(Stored records)

------------------------

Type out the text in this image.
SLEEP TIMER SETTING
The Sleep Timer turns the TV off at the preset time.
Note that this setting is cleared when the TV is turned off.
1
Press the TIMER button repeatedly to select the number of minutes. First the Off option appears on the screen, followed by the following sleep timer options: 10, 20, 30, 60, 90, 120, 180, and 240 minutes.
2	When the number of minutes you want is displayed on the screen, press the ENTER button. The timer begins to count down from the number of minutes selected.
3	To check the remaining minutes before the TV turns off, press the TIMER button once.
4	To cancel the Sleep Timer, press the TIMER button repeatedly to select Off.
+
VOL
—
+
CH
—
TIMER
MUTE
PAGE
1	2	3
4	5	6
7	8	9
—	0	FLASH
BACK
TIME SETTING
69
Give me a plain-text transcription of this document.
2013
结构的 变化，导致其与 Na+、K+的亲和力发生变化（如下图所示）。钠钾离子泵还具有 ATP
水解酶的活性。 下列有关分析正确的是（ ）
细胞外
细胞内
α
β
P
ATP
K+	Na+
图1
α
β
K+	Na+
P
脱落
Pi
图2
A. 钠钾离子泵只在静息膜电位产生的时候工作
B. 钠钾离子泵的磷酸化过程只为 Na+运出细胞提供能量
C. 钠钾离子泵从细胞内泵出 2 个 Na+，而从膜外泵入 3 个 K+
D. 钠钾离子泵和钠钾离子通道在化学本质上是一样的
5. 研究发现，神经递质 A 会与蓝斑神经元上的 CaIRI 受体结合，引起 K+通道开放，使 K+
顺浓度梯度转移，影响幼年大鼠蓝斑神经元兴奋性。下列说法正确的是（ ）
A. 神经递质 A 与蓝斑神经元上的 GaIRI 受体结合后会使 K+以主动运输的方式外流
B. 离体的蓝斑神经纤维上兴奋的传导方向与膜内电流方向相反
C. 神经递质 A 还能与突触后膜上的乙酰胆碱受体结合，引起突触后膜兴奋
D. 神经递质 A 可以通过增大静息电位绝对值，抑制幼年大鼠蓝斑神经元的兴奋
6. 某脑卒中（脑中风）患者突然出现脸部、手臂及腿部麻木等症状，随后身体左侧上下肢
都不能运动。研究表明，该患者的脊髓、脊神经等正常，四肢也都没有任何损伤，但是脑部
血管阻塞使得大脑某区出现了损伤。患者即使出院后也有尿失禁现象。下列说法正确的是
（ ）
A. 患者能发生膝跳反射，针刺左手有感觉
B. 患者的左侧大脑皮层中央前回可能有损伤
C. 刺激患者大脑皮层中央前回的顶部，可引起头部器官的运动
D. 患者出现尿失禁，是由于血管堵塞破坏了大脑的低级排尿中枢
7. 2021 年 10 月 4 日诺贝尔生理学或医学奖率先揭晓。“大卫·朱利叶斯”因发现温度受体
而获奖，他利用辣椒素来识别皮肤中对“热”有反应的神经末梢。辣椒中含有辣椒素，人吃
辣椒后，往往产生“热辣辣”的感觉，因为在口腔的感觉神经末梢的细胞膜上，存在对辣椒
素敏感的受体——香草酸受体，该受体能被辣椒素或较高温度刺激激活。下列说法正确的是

------------------------

Directive
In how many lines does the word "this" appear? Respond with the number alone.

Task solution
3